Exercise details —
Find the lines with "Untitled" in them and copy them out.

Provided material —

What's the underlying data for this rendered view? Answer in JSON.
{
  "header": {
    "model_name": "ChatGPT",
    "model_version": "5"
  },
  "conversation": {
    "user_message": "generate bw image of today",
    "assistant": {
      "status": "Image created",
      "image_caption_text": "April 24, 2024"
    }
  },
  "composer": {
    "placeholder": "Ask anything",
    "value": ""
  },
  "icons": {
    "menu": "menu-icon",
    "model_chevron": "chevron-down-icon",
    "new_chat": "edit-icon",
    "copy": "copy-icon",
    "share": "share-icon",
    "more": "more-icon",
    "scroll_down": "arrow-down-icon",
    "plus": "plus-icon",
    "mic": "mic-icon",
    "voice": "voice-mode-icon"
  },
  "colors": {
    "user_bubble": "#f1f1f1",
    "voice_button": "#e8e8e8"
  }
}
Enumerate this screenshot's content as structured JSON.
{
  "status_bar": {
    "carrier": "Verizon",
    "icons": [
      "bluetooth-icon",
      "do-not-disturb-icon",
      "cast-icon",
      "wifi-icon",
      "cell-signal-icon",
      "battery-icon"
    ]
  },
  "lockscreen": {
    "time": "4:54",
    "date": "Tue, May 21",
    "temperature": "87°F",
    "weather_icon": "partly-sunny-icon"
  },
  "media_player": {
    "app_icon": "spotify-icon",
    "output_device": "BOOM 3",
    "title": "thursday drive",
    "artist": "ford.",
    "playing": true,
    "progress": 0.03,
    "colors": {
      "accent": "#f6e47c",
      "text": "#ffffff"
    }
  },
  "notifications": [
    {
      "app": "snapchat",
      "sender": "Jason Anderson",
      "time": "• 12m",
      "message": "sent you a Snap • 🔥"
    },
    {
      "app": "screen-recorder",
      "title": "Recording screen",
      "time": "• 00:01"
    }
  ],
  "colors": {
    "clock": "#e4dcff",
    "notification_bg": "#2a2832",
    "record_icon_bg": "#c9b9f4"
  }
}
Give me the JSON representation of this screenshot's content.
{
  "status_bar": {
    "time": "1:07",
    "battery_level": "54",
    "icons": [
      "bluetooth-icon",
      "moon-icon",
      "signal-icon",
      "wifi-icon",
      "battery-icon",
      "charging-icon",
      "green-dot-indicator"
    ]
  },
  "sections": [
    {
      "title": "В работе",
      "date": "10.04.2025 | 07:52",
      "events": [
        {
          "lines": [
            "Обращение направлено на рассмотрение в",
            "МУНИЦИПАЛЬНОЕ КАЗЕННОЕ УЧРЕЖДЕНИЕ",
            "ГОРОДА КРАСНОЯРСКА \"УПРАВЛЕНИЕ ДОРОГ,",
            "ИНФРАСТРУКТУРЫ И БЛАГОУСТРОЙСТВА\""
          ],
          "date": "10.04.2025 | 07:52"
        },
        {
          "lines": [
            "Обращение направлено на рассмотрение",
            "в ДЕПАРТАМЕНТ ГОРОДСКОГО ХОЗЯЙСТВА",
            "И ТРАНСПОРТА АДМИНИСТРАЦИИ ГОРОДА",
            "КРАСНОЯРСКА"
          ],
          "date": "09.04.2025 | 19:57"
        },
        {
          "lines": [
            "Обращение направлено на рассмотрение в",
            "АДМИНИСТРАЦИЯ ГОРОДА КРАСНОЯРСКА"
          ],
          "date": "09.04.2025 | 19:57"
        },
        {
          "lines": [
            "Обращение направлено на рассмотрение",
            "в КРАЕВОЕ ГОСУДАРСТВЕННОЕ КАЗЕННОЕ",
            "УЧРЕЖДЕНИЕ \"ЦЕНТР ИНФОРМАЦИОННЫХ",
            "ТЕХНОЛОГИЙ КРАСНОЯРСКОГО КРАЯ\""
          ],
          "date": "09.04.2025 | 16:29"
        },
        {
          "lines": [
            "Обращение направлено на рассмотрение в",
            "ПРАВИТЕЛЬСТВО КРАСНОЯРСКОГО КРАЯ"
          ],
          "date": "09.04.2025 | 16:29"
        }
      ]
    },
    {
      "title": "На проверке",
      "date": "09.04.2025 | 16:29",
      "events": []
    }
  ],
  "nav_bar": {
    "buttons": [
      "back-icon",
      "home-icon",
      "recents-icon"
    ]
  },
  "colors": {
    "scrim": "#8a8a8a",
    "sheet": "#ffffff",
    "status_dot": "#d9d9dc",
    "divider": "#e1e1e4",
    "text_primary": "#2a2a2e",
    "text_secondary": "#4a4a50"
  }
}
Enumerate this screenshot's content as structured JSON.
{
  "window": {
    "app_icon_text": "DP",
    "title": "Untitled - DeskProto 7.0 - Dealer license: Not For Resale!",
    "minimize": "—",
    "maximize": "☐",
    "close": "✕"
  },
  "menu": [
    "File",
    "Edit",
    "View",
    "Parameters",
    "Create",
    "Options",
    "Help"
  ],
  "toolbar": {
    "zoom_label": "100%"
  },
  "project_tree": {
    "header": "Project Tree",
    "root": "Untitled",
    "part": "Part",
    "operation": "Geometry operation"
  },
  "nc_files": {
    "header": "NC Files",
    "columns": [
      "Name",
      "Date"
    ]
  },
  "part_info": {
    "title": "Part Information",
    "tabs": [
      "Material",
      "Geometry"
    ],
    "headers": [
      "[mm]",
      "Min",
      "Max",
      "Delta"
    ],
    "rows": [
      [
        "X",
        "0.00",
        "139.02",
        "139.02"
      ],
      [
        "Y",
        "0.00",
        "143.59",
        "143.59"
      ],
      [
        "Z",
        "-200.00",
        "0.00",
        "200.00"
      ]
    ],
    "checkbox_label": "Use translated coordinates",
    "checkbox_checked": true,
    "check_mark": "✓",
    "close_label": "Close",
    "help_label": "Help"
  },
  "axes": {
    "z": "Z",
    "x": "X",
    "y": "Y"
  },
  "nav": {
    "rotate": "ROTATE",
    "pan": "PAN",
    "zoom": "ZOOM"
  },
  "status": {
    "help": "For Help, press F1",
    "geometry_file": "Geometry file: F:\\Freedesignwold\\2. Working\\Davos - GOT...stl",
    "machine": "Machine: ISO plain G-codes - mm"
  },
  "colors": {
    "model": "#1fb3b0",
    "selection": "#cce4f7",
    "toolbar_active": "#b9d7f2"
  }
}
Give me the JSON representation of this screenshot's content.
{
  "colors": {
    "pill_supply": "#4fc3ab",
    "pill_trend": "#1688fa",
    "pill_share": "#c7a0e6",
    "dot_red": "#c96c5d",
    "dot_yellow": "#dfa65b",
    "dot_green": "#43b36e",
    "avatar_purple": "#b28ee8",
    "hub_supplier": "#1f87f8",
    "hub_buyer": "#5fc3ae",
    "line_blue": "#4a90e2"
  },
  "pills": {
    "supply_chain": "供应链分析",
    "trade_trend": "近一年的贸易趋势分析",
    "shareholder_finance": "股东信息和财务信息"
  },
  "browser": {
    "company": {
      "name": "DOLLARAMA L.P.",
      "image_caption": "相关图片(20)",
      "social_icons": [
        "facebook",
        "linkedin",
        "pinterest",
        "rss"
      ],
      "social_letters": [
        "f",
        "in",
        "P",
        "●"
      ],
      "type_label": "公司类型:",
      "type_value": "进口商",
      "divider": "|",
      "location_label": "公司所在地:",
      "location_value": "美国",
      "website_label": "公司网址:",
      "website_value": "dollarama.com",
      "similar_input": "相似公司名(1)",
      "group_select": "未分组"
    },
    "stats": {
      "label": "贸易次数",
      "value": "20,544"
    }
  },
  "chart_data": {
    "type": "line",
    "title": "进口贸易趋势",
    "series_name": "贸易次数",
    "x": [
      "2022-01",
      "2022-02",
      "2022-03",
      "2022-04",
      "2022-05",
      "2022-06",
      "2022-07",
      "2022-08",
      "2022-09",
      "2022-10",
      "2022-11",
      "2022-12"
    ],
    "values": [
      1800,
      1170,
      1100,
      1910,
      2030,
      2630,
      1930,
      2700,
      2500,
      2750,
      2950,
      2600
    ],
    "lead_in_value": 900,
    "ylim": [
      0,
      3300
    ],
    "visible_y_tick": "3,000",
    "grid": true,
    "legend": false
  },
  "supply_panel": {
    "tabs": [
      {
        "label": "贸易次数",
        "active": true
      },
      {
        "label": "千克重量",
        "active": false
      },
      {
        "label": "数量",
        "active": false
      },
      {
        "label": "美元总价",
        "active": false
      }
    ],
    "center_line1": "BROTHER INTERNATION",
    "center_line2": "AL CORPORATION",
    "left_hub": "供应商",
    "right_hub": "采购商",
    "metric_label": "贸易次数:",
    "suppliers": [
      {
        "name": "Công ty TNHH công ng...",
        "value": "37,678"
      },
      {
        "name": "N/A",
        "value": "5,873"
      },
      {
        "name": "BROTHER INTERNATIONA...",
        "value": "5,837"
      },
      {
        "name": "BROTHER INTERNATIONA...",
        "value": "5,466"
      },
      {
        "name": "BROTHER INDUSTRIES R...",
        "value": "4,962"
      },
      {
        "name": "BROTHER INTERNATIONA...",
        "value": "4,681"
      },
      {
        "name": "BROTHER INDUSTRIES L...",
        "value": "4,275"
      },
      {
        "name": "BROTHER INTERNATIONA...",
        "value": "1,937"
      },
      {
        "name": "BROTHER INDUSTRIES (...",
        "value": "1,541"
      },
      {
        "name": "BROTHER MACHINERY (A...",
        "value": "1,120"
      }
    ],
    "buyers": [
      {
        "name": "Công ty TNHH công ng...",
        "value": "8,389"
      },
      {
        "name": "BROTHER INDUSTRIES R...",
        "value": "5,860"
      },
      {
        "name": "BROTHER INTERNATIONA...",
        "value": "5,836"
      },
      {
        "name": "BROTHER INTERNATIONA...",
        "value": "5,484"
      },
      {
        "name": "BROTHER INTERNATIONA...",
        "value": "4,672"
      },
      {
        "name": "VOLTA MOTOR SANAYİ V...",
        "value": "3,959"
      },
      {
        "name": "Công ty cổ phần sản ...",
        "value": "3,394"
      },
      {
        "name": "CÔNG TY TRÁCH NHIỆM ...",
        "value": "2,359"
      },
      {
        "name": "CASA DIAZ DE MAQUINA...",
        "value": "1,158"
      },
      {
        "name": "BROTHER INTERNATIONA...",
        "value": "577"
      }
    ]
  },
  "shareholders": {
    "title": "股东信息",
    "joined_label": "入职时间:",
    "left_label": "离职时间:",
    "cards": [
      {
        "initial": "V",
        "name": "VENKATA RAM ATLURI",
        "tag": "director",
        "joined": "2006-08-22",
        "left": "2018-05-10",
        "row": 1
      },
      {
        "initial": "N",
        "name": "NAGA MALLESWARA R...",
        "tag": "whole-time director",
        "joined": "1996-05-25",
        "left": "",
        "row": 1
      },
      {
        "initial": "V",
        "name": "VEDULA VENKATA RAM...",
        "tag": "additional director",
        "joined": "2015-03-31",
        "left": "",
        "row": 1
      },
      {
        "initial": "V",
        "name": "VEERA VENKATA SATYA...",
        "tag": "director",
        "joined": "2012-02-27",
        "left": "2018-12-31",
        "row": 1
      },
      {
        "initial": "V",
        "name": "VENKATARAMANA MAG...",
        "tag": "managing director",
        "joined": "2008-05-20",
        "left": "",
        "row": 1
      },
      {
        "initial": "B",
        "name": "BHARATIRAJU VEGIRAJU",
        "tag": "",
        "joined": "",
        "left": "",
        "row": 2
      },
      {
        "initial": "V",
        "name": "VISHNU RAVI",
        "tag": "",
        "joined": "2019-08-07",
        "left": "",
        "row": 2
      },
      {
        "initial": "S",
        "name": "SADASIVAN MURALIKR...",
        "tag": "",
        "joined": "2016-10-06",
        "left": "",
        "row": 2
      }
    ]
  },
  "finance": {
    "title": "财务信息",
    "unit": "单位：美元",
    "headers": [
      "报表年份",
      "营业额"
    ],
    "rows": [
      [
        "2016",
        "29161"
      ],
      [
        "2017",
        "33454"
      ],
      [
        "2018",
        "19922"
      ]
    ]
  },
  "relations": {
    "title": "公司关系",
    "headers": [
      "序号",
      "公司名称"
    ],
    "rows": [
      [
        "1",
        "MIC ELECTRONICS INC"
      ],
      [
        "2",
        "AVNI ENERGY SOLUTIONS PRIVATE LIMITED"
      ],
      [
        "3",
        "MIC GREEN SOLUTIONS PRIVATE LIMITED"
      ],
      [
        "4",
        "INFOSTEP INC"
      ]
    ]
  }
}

Result of the exercise —
    "title": "Untitled - DeskProto 7.0 - Dealer license: Not For Resale!",
    "root": "Untitled",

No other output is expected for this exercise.